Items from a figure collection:
______________________________

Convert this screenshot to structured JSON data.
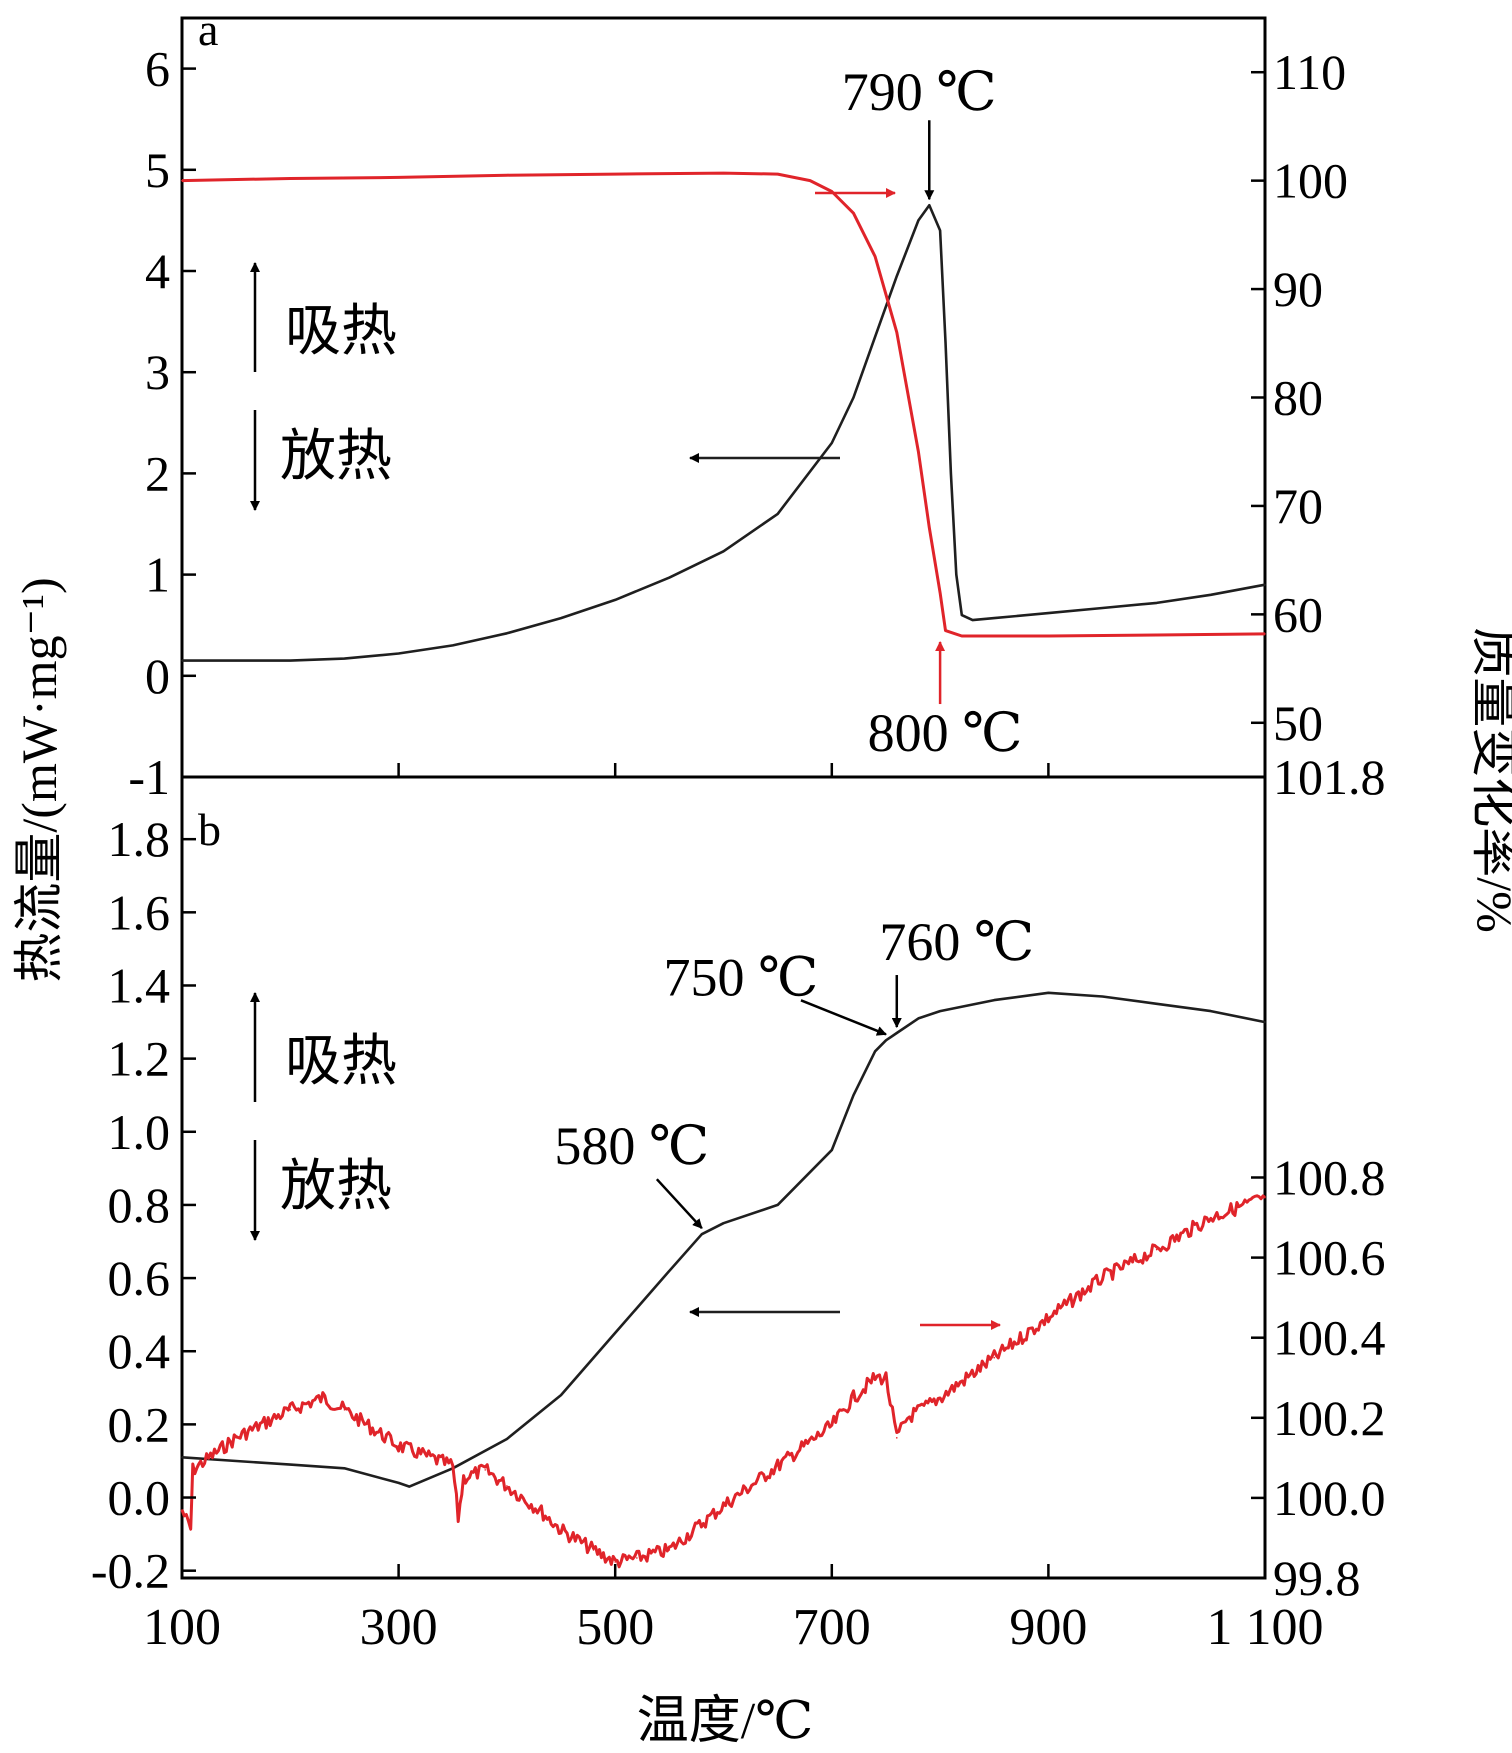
{
  "figure": {
    "shared_ylabel_left": "热流量/(mW·mg⁻¹)",
    "shared_ylabel_right": "质量变化率/%",
    "xlabel": "温度/℃",
    "x_ticks": [
      100,
      300,
      500,
      700,
      900,
      1100
    ],
    "x_tick_labels": [
      "100",
      "300",
      "500",
      "700",
      "900",
      "1 100"
    ],
    "colors": {
      "dsc": "#1f1f1f",
      "tg": "#e0242a",
      "axis": "#000000"
    },
    "endo_label": "吸热",
    "exo_label": "放热"
  },
  "chart_data": [
    {
      "type": "line",
      "panel_label": "a",
      "xlim": [
        100,
        1100
      ],
      "ylim_left": [
        -1,
        6.5
      ],
      "y_ticks_left": [
        -1,
        0,
        1,
        2,
        3,
        4,
        5,
        6
      ],
      "y_tick_labels_left": [
        "-1",
        "0",
        "1",
        "2",
        "3",
        "4",
        "5",
        "6"
      ],
      "ylim_right": [
        45,
        115
      ],
      "y_ticks_right": [
        50,
        60,
        70,
        80,
        90,
        100,
        110
      ],
      "y_tick_labels_right": [
        "50",
        "60",
        "70",
        "80",
        "90",
        "100",
        "110"
      ],
      "series": [
        {
          "axis": "left",
          "x": [
            100,
            150,
            200,
            250,
            300,
            350,
            400,
            450,
            500,
            550,
            600,
            650,
            700,
            720,
            740,
            760,
            780,
            790,
            800,
            805,
            810,
            815,
            820,
            830,
            850,
            900,
            950,
            1000,
            1050,
            1100
          ],
          "y": [
            0.15,
            0.15,
            0.15,
            0.17,
            0.22,
            0.3,
            0.42,
            0.57,
            0.75,
            0.97,
            1.23,
            1.6,
            2.3,
            2.75,
            3.35,
            3.95,
            4.5,
            4.65,
            4.4,
            3.3,
            2.0,
            1.0,
            0.6,
            0.55,
            0.57,
            0.62,
            0.67,
            0.72,
            0.8,
            0.9
          ]
        },
        {
          "axis": "right",
          "x": [
            100,
            200,
            300,
            400,
            500,
            600,
            650,
            680,
            700,
            720,
            740,
            760,
            780,
            790,
            800,
            805,
            820,
            900,
            1000,
            1100
          ],
          "y": [
            100.0,
            100.2,
            100.3,
            100.5,
            100.6,
            100.7,
            100.6,
            100.0,
            99.0,
            97.0,
            93.0,
            86.0,
            75.0,
            68.0,
            62.0,
            58.5,
            58.0,
            58.0,
            58.1,
            58.2
          ]
        }
      ],
      "annotations": [
        {
          "label": "790 ℃",
          "x": 790,
          "axis": "left",
          "y": 4.65
        },
        {
          "label": "800 ℃",
          "x": 800,
          "axis": "right",
          "y": 58.0
        }
      ]
    },
    {
      "type": "line",
      "panel_label": "b",
      "xlim": [
        100,
        1100
      ],
      "ylim_left": [
        -0.22,
        1.97
      ],
      "y_ticks_left": [
        -0.2,
        0.0,
        0.2,
        0.4,
        0.6,
        0.8,
        1.0,
        1.2,
        1.4,
        1.6,
        1.8
      ],
      "y_tick_labels_left": [
        "-0.2",
        "0.0",
        "0.2",
        "0.4",
        "0.6",
        "0.8",
        "1.0",
        "1.2",
        "1.4",
        "1.6",
        "1.8"
      ],
      "ylim_right": [
        99.8,
        101.8
      ],
      "y_ticks_right": [
        99.8,
        100.0,
        100.2,
        100.4,
        100.6,
        100.8,
        101.8
      ],
      "y_tick_labels_right": [
        "99.8",
        "100.0",
        "100.2",
        "100.4",
        "100.6",
        "100.8",
        "101.8"
      ],
      "series": [
        {
          "axis": "left",
          "x": [
            100,
            150,
            200,
            250,
            300,
            310,
            350,
            400,
            450,
            500,
            550,
            580,
            600,
            650,
            700,
            720,
            740,
            750,
            760,
            780,
            800,
            850,
            900,
            950,
            1000,
            1050,
            1100
          ],
          "y": [
            0.11,
            0.1,
            0.09,
            0.08,
            0.04,
            0.03,
            0.08,
            0.16,
            0.28,
            0.45,
            0.62,
            0.72,
            0.75,
            0.8,
            0.95,
            1.1,
            1.22,
            1.25,
            1.27,
            1.31,
            1.33,
            1.36,
            1.38,
            1.37,
            1.35,
            1.33,
            1.3
          ]
        },
        {
          "axis": "right",
          "x": [
            100,
            108,
            110,
            150,
            200,
            230,
            250,
            300,
            350,
            355,
            360,
            380,
            400,
            430,
            450,
            480,
            500,
            520,
            550,
            600,
            650,
            700,
            720,
            740,
            750,
            760,
            770,
            800,
            850,
            900,
            950,
            1000,
            1050,
            1100
          ],
          "y": [
            99.97,
            99.92,
            100.07,
            100.15,
            100.22,
            100.25,
            100.22,
            100.13,
            100.08,
            99.95,
            100.05,
            100.07,
            100.03,
            99.97,
            99.92,
            99.87,
            99.84,
            99.85,
            99.87,
            99.98,
            100.08,
            100.18,
            100.25,
            100.3,
            100.3,
            100.15,
            100.2,
            100.25,
            100.35,
            100.45,
            100.55,
            100.62,
            100.7,
            100.75
          ]
        }
      ],
      "annotations": [
        {
          "label": "580 ℃",
          "x": 580,
          "axis": "left",
          "y": 0.72
        },
        {
          "label": "750 ℃",
          "x": 750,
          "axis": "left",
          "y": 1.25
        },
        {
          "label": "760 ℃",
          "x": 760,
          "axis": "left",
          "y": 1.27
        }
      ]
    }
  ]
}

______________________________

**What to do**: Extract the text of all the records above verbatim, excluding pictures.

**Solution for this problem**:
Convert this screenshot to structured JSON data.
{
  "figure": {
    "shared_ylabel_left": "热流量/(mW·mg⁻¹)",
    "shared_ylabel_right": "质量变化率/%",
    "xlabel": "温度/℃",
    "x_ticks": [
      100,
      300,
      500,
      700,
      900,
      1100
    ],
    "x_tick_labels": [
      "100",
      "300",
      "500",
      "700",
      "900",
      "1 100"
    ],
    "colors": {
      "dsc": "#1f1f1f",
      "tg": "#e0242a",
      "axis": "#000000"
    },
    "endo_label": "吸热",
    "exo_label": "放热"
  },
  "chart_data": [
    {
      "type": "line",
      "panel_label": "a",
      "xlim": [
        100,
        1100
      ],
      "ylim_left": [
        -1,
        6.5
      ],
      "y_ticks_left": [
        -1,
        0,
        1,
        2,
        3,
        4,
        5,
        6
      ],
      "y_tick_labels_left": [
        "-1",
        "0",
        "1",
        "2",
        "3",
        "4",
        "5",
        "6"
      ],
      "ylim_right": [
        45,
        115
      ],
      "y_ticks_right": [
        50,
        60,
        70,
        80,
        90,
        100,
        110
      ],
      "y_tick_labels_right": [
        "50",
        "60",
        "70",
        "80",
        "90",
        "100",
        "110"
      ],
      "series": [
        {
          "axis": "left",
          "x": [
            100,
            150,
            200,
            250,
            300,
            350,
            400,
            450,
            500,
            550,
            600,
            650,
            700,
            720,
            740,
            760,
            780,
            790,
            800,
            805,
            810,
            815,
            820,
            830,
            850,
            900,
            950,
            1000,
            1050,
            1100
          ],
          "y": [
            0.15,
            0.15,
            0.15,
            0.17,
            0.22,
            0.3,
            0.42,
            0.57,
            0.75,
            0.97,
            1.23,
            1.6,
            2.3,
            2.75,
            3.35,
            3.95,
            4.5,
            4.65,
            4.4,
            3.3,
            2.0,
            1.0,
            0.6,
            0.55,
            0.57,
            0.62,
            0.67,
            0.72,
            0.8,
            0.9
          ]
        },
        {
          "axis": "right",
          "x": [
            100,
            200,
            300,
            400,
            500,
            600,
            650,
            680,
            700,
            720,
            740,
            760,
            780,
            790,
            800,
            805,
            820,
            900,
            1000,
            1100
          ],
          "y": [
            100.0,
            100.2,
            100.3,
            100.5,
            100.6,
            100.7,
            100.6,
            100.0,
            99.0,
            97.0,
            93.0,
            86.0,
            75.0,
            68.0,
            62.0,
            58.5,
            58.0,
            58.0,
            58.1,
            58.2
          ]
        }
      ],
      "annotations": [
        {
          "label": "790 ℃",
          "x": 790,
          "axis": "left",
          "y": 4.65
        },
        {
          "label": "800 ℃",
          "x": 800,
          "axis": "right",
          "y": 58.0
        }
      ]
    },
    {
      "type": "line",
      "panel_label": "b",
      "xlim": [
        100,
        1100
      ],
      "ylim_left": [
        -0.22,
        1.97
      ],
      "y_ticks_left": [
        -0.2,
        0.0,
        0.2,
        0.4,
        0.6,
        0.8,
        1.0,
        1.2,
        1.4,
        1.6,
        1.8
      ],
      "y_tick_labels_left": [
        "-0.2",
        "0.0",
        "0.2",
        "0.4",
        "0.6",
        "0.8",
        "1.0",
        "1.2",
        "1.4",
        "1.6",
        "1.8"
      ],
      "ylim_right": [
        99.8,
        101.8
      ],
      "y_ticks_right": [
        99.8,
        100.0,
        100.2,
        100.4,
        100.6,
        100.8,
        101.8
      ],
      "y_tick_labels_right": [
        "99.8",
        "100.0",
        "100.2",
        "100.4",
        "100.6",
        "100.8",
        "101.8"
      ],
      "series": [
        {
          "axis": "left",
          "x": [
            100,
            150,
            200,
            250,
            300,
            310,
            350,
            400,
            450,
            500,
            550,
            580,
            600,
            650,
            700,
            720,
            740,
            750,
            760,
            780,
            800,
            850,
            900,
            950,
            1000,
            1050,
            1100
          ],
          "y": [
            0.11,
            0.1,
            0.09,
            0.08,
            0.04,
            0.03,
            0.08,
            0.16,
            0.28,
            0.45,
            0.62,
            0.72,
            0.75,
            0.8,
            0.95,
            1.1,
            1.22,
            1.25,
            1.27,
            1.31,
            1.33,
            1.36,
            1.38,
            1.37,
            1.35,
            1.33,
            1.3
          ]
        },
        {
          "axis": "right",
          "x": [
            100,
            108,
            110,
            150,
            200,
            230,
            250,
            300,
            350,
            355,
            360,
            380,
            400,
            430,
            450,
            480,
            500,
            520,
            550,
            600,
            650,
            700,
            720,
            740,
            750,
            760,
            770,
            800,
            850,
            900,
            950,
            1000,
            1050,
            1100
          ],
          "y": [
            99.97,
            99.92,
            100.07,
            100.15,
            100.22,
            100.25,
            100.22,
            100.13,
            100.08,
            99.95,
            100.05,
            100.07,
            100.03,
            99.97,
            99.92,
            99.87,
            99.84,
            99.85,
            99.87,
            99.98,
            100.08,
            100.18,
            100.25,
            100.3,
            100.3,
            100.15,
            100.2,
            100.25,
            100.35,
            100.45,
            100.55,
            100.62,
            100.7,
            100.75
          ]
        }
      ],
      "annotations": [
        {
          "label": "580 ℃",
          "x": 580,
          "axis": "left",
          "y": 0.72
        },
        {
          "label": "750 ℃",
          "x": 750,
          "axis": "left",
          "y": 1.25
        },
        {
          "label": "760 ℃",
          "x": 760,
          "axis": "left",
          "y": 1.27
        }
      ]
    }
  ]
}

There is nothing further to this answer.